"""

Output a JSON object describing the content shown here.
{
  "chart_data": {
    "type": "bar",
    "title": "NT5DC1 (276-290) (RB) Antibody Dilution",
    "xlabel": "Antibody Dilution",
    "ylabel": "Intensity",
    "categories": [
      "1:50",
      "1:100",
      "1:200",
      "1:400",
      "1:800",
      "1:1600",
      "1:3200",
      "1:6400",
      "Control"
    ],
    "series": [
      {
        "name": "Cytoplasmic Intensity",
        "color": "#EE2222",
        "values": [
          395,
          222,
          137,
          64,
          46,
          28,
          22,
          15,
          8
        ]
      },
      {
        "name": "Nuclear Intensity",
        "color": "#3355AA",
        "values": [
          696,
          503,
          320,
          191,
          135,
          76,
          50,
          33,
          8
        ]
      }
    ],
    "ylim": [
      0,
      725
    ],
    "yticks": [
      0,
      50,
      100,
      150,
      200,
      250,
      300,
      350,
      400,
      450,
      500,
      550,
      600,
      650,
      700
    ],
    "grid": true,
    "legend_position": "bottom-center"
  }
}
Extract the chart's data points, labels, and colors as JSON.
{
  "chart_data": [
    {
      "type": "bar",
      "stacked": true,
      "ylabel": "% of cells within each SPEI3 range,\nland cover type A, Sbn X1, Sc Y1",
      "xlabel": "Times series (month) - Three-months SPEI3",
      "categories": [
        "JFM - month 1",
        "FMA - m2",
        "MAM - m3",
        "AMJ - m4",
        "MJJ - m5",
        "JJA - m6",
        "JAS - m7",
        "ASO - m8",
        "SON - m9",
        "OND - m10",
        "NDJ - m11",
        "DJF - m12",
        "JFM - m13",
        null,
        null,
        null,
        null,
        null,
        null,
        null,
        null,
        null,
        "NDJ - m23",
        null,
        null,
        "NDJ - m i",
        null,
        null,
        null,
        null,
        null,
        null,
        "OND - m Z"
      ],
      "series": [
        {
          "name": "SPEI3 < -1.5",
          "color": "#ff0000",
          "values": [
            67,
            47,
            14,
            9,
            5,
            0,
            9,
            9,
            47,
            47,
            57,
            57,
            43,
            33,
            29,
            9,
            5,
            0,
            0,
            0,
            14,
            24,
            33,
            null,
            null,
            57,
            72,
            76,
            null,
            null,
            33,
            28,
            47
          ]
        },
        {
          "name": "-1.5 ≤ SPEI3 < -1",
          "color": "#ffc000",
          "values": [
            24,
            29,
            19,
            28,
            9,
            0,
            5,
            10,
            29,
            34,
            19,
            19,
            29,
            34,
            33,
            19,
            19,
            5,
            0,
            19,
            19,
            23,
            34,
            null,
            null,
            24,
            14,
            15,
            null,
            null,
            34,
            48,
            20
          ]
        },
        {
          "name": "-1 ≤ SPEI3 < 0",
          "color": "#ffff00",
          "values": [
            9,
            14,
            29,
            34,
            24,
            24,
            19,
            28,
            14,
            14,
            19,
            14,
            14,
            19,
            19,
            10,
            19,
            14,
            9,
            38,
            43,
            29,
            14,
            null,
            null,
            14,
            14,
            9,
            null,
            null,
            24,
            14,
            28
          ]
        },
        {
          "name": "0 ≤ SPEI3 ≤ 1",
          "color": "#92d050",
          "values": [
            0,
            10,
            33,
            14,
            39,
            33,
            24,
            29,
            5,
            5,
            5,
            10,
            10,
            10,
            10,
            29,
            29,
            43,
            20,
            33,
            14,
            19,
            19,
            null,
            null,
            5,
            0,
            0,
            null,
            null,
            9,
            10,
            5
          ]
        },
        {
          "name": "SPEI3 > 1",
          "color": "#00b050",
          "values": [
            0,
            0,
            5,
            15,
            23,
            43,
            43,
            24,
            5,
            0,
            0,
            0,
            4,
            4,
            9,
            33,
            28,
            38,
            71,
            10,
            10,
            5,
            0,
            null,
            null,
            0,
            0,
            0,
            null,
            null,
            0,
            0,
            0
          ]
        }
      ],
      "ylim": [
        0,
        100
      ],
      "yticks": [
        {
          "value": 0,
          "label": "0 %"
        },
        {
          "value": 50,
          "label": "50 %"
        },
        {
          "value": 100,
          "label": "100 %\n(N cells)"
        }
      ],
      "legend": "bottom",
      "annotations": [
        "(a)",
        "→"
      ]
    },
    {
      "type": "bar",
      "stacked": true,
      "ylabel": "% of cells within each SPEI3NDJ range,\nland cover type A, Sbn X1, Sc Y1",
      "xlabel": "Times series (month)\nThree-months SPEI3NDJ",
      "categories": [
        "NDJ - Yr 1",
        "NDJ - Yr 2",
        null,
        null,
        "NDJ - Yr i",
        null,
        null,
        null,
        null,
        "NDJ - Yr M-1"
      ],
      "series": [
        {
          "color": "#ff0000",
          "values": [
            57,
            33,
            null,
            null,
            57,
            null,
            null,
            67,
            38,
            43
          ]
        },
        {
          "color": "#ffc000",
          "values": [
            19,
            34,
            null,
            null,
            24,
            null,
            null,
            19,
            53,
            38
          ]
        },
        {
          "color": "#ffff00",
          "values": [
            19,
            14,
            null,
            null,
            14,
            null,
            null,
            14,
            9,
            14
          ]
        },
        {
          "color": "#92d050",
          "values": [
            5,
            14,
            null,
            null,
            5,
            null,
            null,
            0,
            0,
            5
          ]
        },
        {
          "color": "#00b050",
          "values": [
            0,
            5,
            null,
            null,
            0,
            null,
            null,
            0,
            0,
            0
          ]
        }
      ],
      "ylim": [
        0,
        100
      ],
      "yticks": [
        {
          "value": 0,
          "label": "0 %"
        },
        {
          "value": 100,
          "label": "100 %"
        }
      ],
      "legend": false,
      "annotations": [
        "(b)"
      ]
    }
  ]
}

"""

### Exercise brief
Tally the lines in the records that contain the word "cells"; the answer is that number and nothing more.

### Exercise output
3